→ **Work to be completed**: For the listing below, give the number of lines in which "ABCD" occurs. Add nothing.
** begin Material provided **
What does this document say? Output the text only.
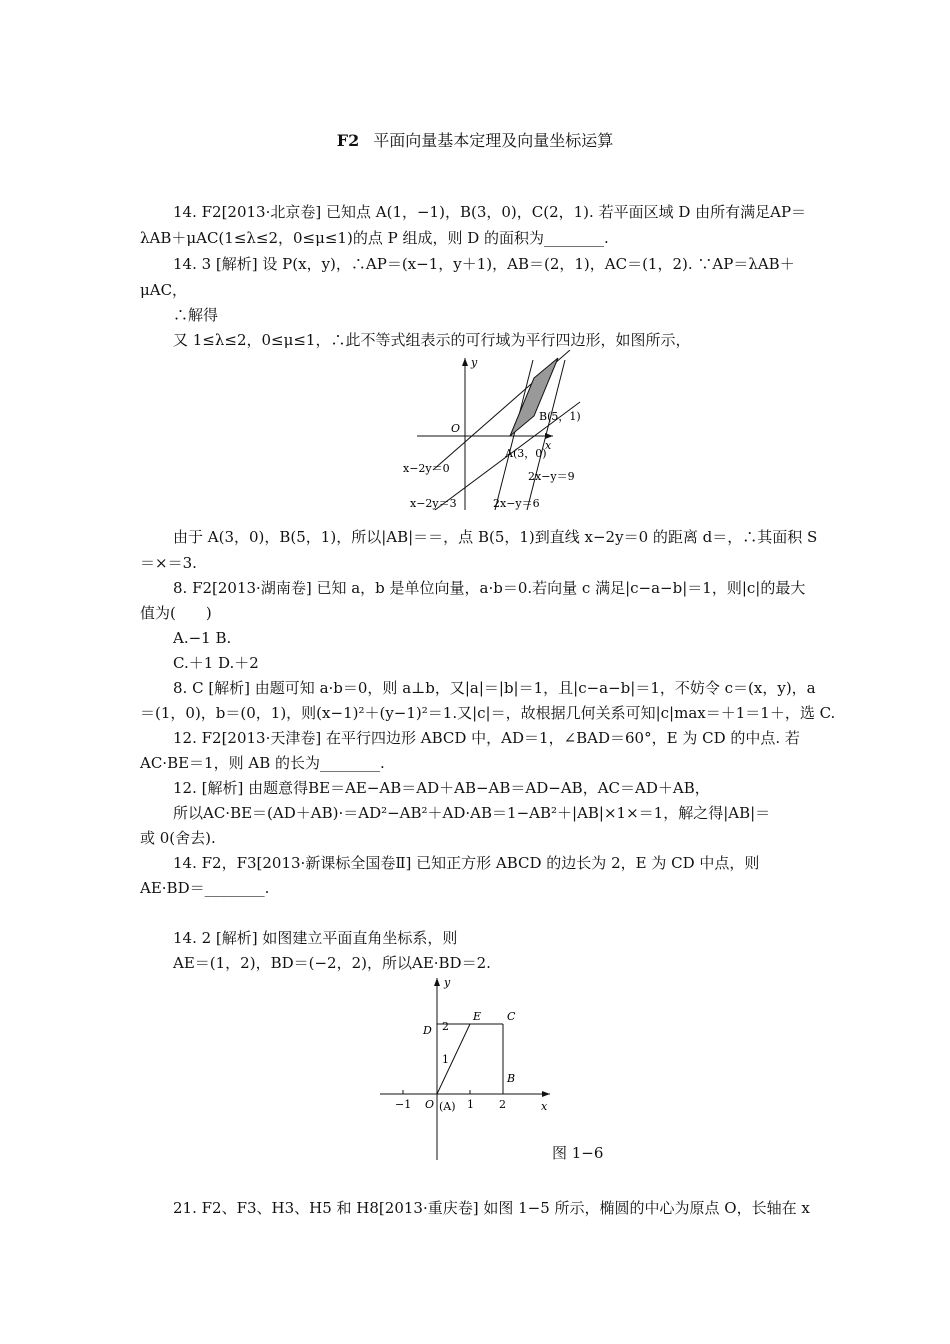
F2 平面向量基本定理及向量坐标运算
14. F2[2013·北京卷] 已知点 A(1，−1)，B(3，0)，C(2，1). 若平面区域 D 由所有满足AP＝
λAB＋μAC(1≤λ≤2，0≤μ≤1)的点 P 组成，则 D 的面积为________.
14. 3 [解析] 设 P(x，y)，∴AP＝(x−1，y＋1)，AB＝(2，1)，AC＝(1，2). ∵AP＝λAB＋
μAC，
∴解得
又 1≤λ≤2，0≤μ≤1，∴此不等式组表示的可行域为平行四边形，如图所示，
y
x
O
B(5，1)
A(3，0)
x−2y＝0
x−2y＝3	2x−y＝6
2x−y＝9
由于 A(3，0)，B(5，1)，所以|AB|＝＝，点 B(5，1)到直线 x−2y＝0 的距离 d＝，∴其面积 S
＝×＝3.
8. F2[2013·湖南卷] 已知 a，b 是单位向量，a·b＝0.若向量 c 满足|c−a−b|＝1，则|c|的最大
值为(　　)
A.−1 B.
C.＋1 D.＋2
8. C [解析] 由题可知 a·b＝0，则 a⊥b，又|a|＝|b|＝1，且|c−a−b|＝1，不妨令 c＝(x，y)，a
＝(1，0)，b＝(0，1)，则(x−1)²＋(y−1)²＝1.又|c|＝，故根据几何关系可知|c|max＝＋1＝1＋，选 C.
12. F2[2013·天津卷] 在平行四边形 ABCD 中，AD＝1，∠BAD＝60°，E 为 CD 的中点. 若
AC·BE＝1，则 AB 的长为________.
12. [解析] 由题意得BE＝AE−AB＝AD＋AB−AB＝AD−AB，AC＝AD＋AB，
所以AC·BE＝(AD＋AB)·＝AD²−AB²＋AD·AB＝1−AB²＋|AB|×1×＝1，解之得|AB|＝
或 0(舍去).
14. F2，F3[2013·新课标全国卷Ⅱ] 已知正方形 ABCD 的边长为 2，E 为 CD 中点，则
AE·BD＝________.
14. 2 [解析] 如图建立平面直角坐标系，则
AE＝(1，2)，BD＝(−2，2)，所以AE·BD＝2.
y
x
O (A)
B
C
D
E
2
1
−1	1 2
图 1−6
21. F2、F3、H3、H5 和 H8[2013·重庆卷] 如图 1−5 所示，椭圆的中心为原点 O，长轴在 x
** end Material provided **
→ **Output of the task**: 2